■ **TASK DIRECTIONS**:
Give the number of lines holding the string "базы" and nothing more.

■ **PROVIDED RECORDS**:
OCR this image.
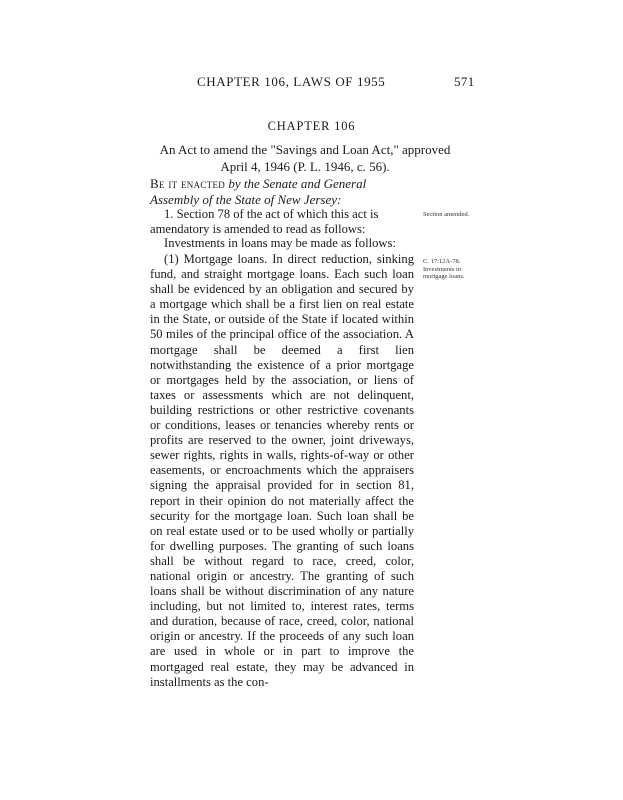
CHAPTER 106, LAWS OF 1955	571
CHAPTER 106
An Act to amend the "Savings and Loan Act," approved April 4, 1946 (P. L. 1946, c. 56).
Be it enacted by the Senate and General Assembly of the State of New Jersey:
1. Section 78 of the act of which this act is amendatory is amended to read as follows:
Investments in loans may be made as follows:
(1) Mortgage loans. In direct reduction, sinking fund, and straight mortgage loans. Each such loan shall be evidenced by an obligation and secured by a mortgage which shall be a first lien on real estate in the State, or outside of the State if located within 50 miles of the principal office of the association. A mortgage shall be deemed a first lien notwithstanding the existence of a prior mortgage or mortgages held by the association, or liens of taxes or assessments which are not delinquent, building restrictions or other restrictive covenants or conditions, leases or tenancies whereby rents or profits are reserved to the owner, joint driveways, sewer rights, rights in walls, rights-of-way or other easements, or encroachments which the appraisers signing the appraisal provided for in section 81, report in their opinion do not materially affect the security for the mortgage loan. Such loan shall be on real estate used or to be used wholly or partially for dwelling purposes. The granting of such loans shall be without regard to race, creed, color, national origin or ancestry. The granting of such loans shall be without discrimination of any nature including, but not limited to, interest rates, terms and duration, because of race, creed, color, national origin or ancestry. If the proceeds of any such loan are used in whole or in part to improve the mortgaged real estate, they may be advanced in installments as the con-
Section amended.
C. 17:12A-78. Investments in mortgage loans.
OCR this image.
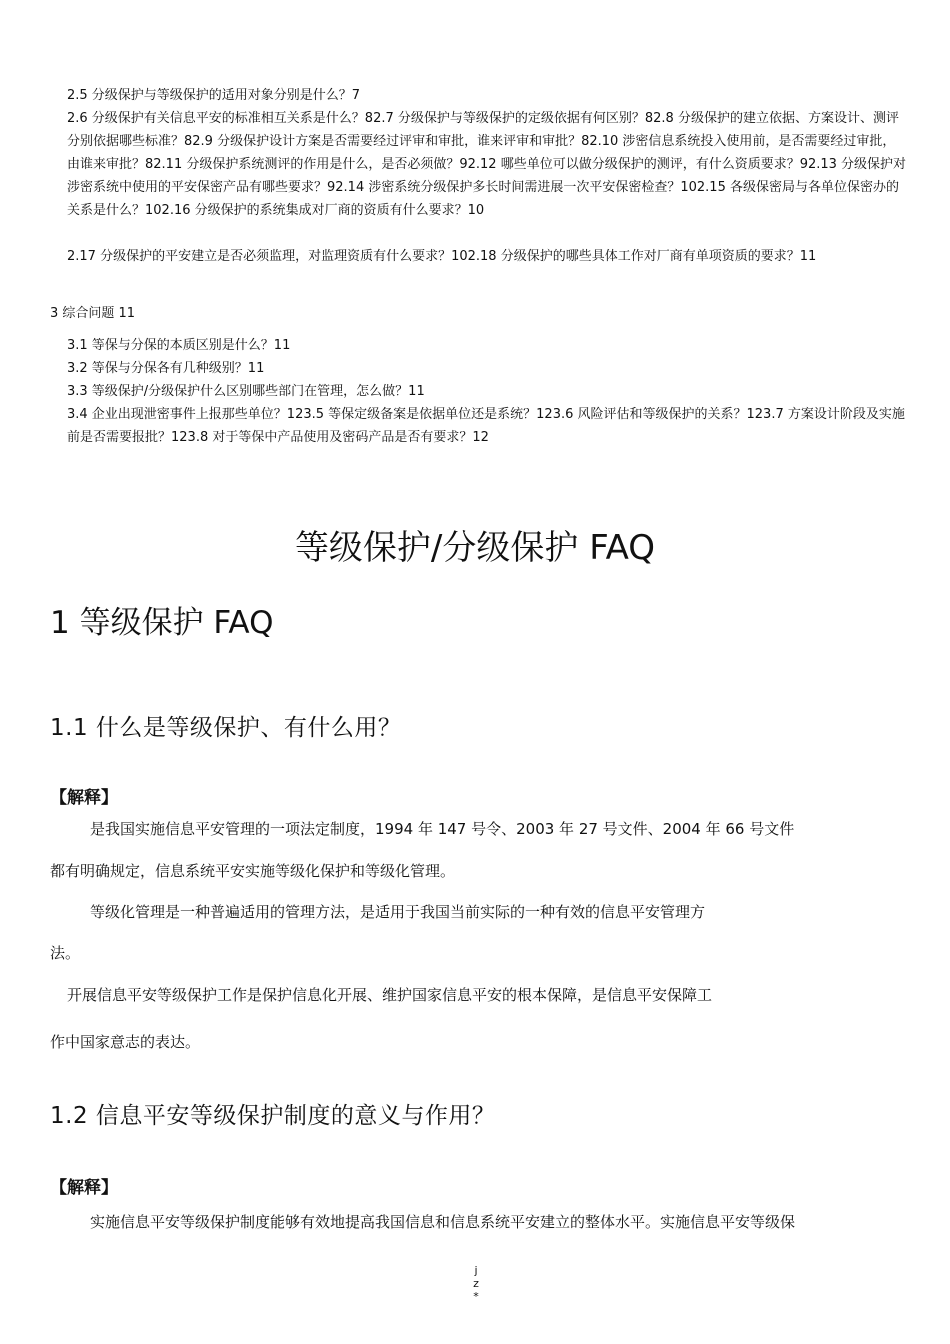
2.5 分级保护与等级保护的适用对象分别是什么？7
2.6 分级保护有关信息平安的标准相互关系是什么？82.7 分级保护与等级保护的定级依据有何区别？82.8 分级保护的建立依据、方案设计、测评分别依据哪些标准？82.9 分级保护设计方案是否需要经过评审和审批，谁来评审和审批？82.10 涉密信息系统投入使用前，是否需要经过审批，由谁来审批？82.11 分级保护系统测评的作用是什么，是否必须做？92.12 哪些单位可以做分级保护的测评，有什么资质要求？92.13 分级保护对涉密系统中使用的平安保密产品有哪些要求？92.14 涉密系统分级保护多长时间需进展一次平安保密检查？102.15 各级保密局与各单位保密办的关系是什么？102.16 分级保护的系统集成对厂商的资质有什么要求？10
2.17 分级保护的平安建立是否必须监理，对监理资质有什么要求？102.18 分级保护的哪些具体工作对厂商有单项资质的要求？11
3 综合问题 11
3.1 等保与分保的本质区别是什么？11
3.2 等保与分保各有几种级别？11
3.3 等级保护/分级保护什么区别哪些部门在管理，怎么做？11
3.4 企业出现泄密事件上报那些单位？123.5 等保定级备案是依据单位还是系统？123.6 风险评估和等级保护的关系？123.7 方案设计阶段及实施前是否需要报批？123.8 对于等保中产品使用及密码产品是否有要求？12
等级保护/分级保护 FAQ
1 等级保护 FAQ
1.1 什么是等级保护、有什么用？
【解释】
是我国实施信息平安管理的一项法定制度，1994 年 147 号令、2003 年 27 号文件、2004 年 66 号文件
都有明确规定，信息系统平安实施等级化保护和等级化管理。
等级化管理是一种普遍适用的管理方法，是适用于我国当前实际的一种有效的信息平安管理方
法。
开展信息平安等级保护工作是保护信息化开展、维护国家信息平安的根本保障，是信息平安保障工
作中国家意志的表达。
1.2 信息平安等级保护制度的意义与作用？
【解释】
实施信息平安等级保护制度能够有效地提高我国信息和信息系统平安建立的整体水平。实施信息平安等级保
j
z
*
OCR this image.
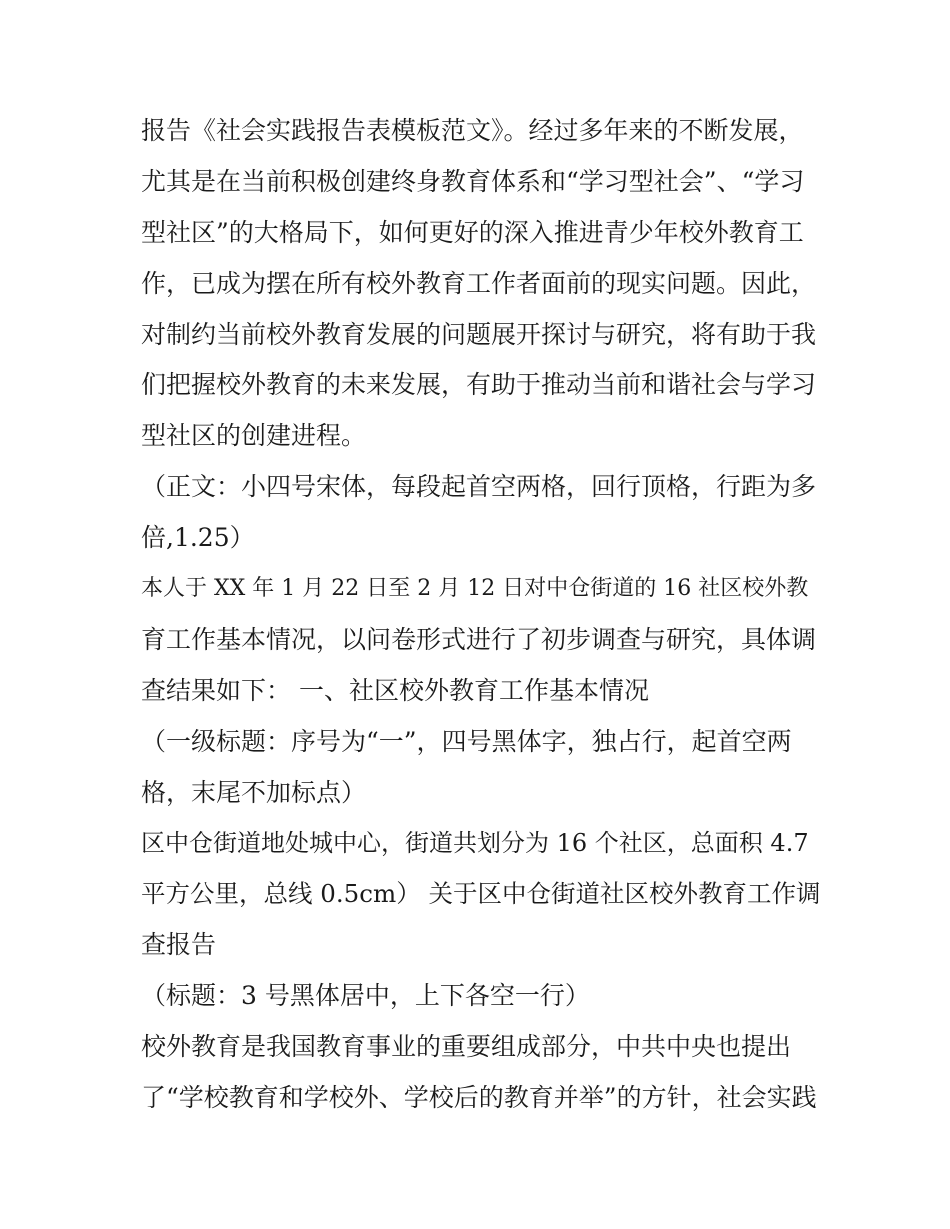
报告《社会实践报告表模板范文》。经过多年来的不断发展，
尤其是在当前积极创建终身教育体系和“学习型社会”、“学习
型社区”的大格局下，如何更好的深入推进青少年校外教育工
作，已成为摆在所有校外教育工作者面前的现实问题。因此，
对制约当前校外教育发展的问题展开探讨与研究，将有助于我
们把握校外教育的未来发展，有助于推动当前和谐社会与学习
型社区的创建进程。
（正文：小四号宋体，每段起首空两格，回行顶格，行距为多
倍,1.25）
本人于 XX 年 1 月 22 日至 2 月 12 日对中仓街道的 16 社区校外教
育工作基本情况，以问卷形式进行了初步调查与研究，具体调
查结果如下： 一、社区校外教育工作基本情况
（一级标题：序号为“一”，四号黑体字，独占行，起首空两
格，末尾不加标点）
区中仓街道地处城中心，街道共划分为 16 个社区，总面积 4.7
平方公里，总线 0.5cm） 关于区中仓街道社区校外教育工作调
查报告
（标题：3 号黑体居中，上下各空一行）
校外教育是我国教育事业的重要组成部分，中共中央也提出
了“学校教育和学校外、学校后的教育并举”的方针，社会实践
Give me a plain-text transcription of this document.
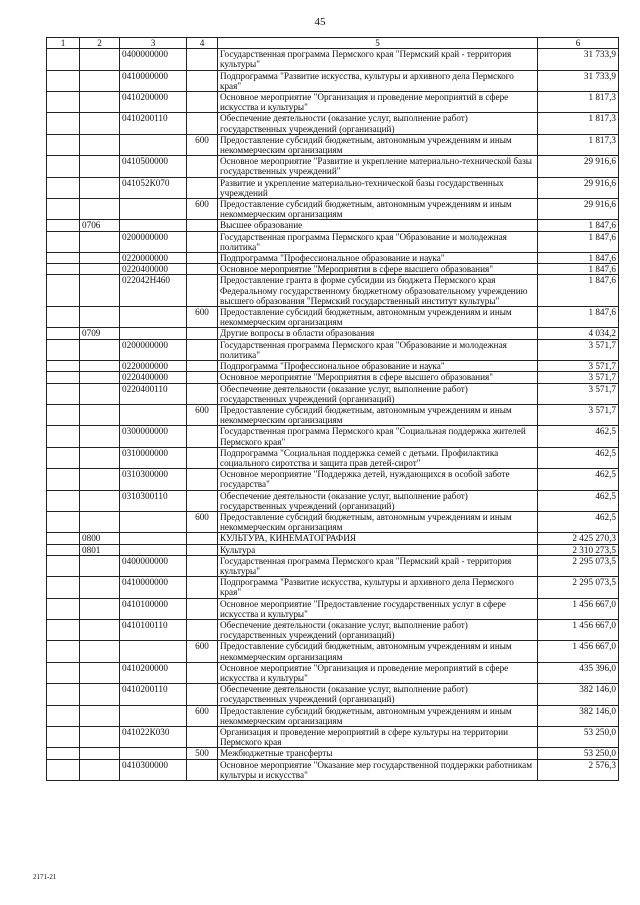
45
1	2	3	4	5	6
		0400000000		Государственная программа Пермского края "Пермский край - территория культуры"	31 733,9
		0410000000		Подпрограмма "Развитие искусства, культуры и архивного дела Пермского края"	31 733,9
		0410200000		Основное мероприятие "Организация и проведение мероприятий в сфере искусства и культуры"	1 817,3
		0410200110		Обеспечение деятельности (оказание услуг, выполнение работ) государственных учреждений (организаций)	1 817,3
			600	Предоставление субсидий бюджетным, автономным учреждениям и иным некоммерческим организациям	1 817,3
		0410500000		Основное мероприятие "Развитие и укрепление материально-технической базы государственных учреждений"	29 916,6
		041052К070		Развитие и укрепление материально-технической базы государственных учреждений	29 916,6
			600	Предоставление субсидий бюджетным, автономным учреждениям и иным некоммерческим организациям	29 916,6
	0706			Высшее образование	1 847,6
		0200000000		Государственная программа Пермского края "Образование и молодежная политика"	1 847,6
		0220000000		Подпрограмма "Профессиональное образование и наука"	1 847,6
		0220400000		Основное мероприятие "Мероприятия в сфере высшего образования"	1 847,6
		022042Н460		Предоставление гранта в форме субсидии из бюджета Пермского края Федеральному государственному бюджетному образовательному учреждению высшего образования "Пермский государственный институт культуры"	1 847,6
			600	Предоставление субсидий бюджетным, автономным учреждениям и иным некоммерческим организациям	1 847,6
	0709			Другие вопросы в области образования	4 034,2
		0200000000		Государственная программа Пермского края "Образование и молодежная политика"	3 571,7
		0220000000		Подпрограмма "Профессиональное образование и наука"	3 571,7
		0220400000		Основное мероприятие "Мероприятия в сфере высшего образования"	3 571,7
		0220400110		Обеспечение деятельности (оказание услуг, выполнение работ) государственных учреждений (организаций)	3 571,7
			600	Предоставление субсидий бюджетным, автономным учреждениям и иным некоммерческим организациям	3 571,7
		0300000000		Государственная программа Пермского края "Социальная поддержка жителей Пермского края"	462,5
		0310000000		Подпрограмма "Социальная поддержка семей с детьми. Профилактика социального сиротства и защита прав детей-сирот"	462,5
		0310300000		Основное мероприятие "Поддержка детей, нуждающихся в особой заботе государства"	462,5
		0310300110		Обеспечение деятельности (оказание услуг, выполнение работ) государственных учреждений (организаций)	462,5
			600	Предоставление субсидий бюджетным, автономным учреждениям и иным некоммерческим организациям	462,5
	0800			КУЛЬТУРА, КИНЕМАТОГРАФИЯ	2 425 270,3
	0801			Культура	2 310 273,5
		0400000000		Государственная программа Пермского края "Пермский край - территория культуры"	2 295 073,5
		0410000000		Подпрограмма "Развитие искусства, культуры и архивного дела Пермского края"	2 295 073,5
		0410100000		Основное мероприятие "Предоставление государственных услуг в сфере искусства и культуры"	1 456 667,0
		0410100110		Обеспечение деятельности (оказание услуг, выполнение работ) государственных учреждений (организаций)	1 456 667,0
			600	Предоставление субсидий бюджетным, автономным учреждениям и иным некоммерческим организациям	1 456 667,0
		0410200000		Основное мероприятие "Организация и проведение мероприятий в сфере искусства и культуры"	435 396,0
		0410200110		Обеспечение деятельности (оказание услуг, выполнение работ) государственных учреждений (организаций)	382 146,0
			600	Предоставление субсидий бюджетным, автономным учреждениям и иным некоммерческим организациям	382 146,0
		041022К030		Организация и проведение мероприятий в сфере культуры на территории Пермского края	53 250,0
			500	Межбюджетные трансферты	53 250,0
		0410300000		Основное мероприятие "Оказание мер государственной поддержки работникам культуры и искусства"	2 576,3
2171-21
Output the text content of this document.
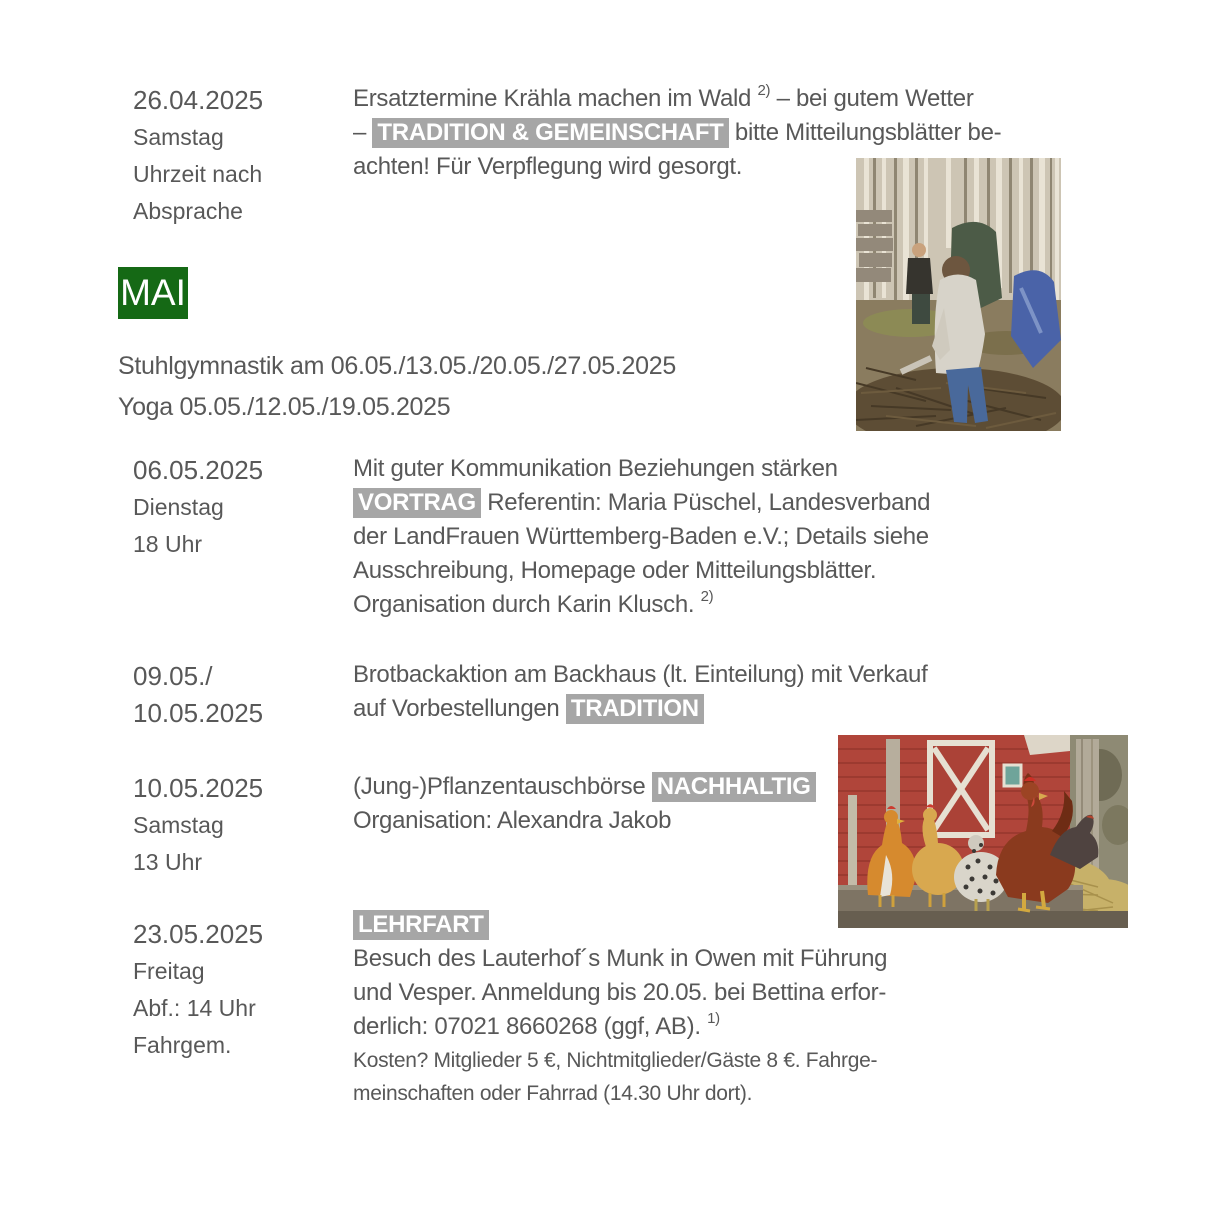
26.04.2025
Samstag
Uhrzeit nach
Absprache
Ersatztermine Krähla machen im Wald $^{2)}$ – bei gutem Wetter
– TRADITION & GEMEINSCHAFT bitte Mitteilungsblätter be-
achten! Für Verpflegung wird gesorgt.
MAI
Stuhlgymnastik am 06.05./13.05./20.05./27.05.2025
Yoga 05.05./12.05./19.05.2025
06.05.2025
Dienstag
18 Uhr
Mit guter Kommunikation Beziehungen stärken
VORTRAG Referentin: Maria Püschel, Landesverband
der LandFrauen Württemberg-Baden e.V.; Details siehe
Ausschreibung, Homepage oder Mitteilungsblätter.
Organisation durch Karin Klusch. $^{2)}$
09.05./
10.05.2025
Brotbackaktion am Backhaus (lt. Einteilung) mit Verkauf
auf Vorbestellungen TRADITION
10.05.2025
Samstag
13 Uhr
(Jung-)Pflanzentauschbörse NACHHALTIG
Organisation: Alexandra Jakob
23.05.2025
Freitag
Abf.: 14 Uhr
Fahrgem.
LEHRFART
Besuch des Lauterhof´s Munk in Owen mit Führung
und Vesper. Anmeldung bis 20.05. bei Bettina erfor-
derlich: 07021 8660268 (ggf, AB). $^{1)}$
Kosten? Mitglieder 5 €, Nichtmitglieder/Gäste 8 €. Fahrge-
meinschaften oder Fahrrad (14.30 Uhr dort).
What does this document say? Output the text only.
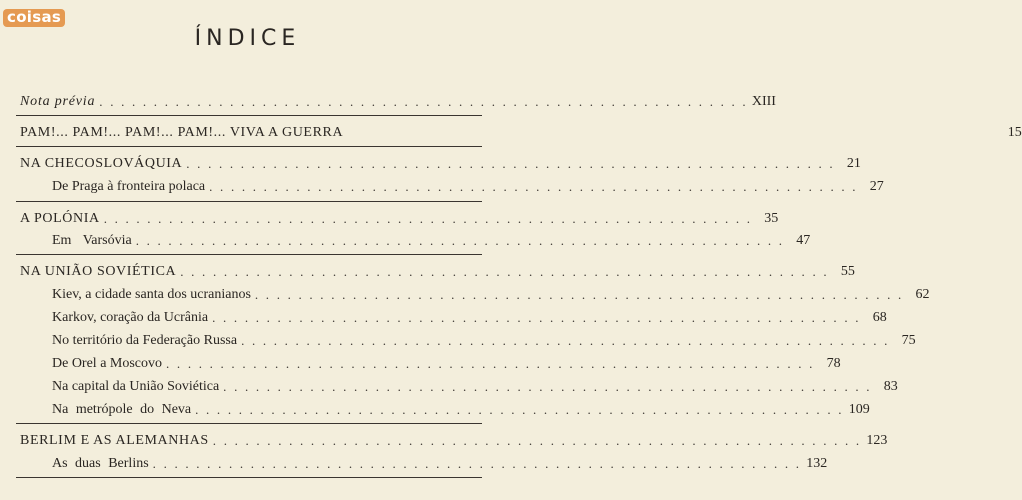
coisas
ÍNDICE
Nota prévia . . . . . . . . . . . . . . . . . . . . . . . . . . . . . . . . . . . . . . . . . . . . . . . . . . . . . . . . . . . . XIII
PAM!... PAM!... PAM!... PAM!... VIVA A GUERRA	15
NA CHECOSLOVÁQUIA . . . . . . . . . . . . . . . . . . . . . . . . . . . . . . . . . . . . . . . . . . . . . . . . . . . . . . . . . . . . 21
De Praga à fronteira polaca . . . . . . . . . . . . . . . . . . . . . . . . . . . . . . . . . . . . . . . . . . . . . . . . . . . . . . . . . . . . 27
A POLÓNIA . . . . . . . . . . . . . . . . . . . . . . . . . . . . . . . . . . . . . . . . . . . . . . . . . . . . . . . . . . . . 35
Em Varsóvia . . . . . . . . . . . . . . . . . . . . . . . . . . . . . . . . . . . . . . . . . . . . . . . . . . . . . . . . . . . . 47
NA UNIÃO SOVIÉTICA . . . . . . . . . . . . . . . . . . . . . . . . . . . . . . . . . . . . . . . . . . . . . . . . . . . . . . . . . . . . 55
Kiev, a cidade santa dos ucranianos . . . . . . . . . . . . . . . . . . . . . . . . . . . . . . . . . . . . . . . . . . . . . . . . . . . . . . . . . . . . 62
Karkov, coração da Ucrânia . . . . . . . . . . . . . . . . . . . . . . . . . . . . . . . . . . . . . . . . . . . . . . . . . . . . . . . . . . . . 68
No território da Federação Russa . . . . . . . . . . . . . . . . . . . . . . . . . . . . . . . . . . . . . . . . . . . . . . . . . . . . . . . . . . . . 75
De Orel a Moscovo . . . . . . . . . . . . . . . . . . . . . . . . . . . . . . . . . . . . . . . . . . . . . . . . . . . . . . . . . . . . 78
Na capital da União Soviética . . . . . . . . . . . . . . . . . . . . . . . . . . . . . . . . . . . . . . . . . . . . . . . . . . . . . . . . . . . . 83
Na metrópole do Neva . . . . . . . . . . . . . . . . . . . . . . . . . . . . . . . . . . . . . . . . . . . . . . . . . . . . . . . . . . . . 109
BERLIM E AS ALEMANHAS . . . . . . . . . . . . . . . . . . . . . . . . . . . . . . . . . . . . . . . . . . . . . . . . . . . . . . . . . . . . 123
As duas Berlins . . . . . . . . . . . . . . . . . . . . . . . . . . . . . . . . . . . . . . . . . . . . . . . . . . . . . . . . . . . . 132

■ **RESPONSE**:
2